» **Instructions for the task**
Print every record below exactly as written.

» **Items from a data source**
::::

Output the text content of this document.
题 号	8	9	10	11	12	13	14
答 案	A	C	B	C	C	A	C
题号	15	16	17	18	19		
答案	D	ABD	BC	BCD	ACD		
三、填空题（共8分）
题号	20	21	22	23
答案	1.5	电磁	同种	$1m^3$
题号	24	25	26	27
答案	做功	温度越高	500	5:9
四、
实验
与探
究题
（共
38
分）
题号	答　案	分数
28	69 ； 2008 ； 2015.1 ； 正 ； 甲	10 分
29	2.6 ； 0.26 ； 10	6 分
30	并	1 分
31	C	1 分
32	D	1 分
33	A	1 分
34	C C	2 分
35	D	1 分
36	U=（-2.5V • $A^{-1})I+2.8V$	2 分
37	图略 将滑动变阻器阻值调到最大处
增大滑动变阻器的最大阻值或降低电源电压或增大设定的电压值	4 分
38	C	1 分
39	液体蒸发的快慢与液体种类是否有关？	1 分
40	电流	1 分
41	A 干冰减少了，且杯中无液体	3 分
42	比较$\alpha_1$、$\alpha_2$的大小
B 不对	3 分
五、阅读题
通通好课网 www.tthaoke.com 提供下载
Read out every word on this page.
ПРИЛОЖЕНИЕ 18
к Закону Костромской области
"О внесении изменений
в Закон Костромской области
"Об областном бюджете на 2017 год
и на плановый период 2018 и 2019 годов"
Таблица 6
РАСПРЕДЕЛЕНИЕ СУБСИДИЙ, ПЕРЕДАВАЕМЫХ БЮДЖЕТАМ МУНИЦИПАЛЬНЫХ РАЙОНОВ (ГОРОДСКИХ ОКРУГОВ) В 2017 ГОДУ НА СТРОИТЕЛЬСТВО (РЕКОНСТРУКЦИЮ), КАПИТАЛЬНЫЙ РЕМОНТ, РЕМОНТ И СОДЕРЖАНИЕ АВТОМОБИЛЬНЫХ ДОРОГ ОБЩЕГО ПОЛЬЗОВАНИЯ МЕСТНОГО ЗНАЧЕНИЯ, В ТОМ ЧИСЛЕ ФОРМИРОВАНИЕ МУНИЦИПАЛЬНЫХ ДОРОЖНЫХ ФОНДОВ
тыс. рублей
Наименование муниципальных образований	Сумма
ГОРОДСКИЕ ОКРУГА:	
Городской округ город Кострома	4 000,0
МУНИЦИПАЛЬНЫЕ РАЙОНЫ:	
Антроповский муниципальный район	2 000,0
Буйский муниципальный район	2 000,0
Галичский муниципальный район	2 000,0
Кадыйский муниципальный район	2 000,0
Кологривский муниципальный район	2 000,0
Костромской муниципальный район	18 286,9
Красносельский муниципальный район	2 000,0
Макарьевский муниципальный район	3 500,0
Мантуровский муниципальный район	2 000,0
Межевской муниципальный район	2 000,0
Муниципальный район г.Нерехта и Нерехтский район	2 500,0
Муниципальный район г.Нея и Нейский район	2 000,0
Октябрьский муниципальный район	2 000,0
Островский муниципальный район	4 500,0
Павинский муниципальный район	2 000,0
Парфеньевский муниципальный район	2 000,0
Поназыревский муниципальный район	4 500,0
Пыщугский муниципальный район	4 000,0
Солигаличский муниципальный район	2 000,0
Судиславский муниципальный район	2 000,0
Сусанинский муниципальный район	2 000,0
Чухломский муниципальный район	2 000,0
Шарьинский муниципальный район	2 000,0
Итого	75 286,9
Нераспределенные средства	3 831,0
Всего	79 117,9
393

::::

» **Written solution**
Output the text content of this document.
题 号	8	9	10	11	12	13	14
答 案	A	C	B	C	C	A	C
题号	15	16	17	18	19		
答案	D	ABD	BC	BCD	ACD		
三、填空题（共8分）
题号	20	21	22	23
答案	1.5	电磁	同种	$1m^3$
题号	24	25	26	27
答案	做功	温度越高	500	5:9
四、
实验
与探
究题
（共
38
分）
题号	答　案	分数
28	69 ； 2008 ； 2015.1 ； 正 ； 甲	10 分
29	2.6 ； 0.26 ； 10	6 分
30	并	1 分
31	C	1 分
32	D	1 分
33	A	1 分
34	C C	2 分
35	D	1 分
36	U=（-2.5V • $A^{-1})I+2.8V$	2 分
37	图略 将滑动变阻器阻值调到最大处
增大滑动变阻器的最大阻值或降低电源电压或增大设定的电压值	4 分
38	C	1 分
39	液体蒸发的快慢与液体种类是否有关？	1 分
40	电流	1 分
41	A 干冰减少了，且杯中无液体	3 分
42	比较$\alpha_1$、$\alpha_2$的大小
B 不对	3 分
五、阅读题
通通好课网 www.tthaoke.com 提供下载
Read out every word on this page.
ПРИЛОЖЕНИЕ 18
к Закону Костромской области
"О внесении изменений
в Закон Костромской области
"Об областном бюджете на 2017 год
и на плановый период 2018 и 2019 годов"
Таблица 6
РАСПРЕДЕЛЕНИЕ СУБСИДИЙ, ПЕРЕДАВАЕМЫХ БЮДЖЕТАМ МУНИЦИПАЛЬНЫХ РАЙОНОВ (ГОРОДСКИХ ОКРУГОВ) В 2017 ГОДУ НА СТРОИТЕЛЬСТВО (РЕКОНСТРУКЦИЮ), КАПИТАЛЬНЫЙ РЕМОНТ, РЕМОНТ И СОДЕРЖАНИЕ АВТОМОБИЛЬНЫХ ДОРОГ ОБЩЕГО ПОЛЬЗОВАНИЯ МЕСТНОГО ЗНАЧЕНИЯ, В ТОМ ЧИСЛЕ ФОРМИРОВАНИЕ МУНИЦИПАЛЬНЫХ ДОРОЖНЫХ ФОНДОВ
тыс. рублей
Наименование муниципальных образований	Сумма
ГОРОДСКИЕ ОКРУГА:	
Городской округ город Кострома	4 000,0
МУНИЦИПАЛЬНЫЕ РАЙОНЫ:	
Антроповский муниципальный район	2 000,0
Буйский муниципальный район	2 000,0
Галичский муниципальный район	2 000,0
Кадыйский муниципальный район	2 000,0
Кологривский муниципальный район	2 000,0
Костромской муниципальный район	18 286,9
Красносельский муниципальный район	2 000,0
Макарьевский муниципальный район	3 500,0
Мантуровский муниципальный район	2 000,0
Межевской муниципальный район	2 000,0
Муниципальный район г.Нерехта и Нерехтский район	2 500,0
Муниципальный район г.Нея и Нейский район	2 000,0
Октябрьский муниципальный район	2 000,0
Островский муниципальный район	4 500,0
Павинский муниципальный район	2 000,0
Парфеньевский муниципальный район	2 000,0
Поназыревский муниципальный район	4 500,0
Пыщугский муниципальный район	4 000,0
Солигаличский муниципальный район	2 000,0
Судиславский муниципальный район	2 000,0
Сусанинский муниципальный район	2 000,0
Чухломский муниципальный район	2 000,0
Шарьинский муниципальный район	2 000,0
Итого	75 286,9
Нераспределенные средства	3 831,0
Всего	79 117,9
393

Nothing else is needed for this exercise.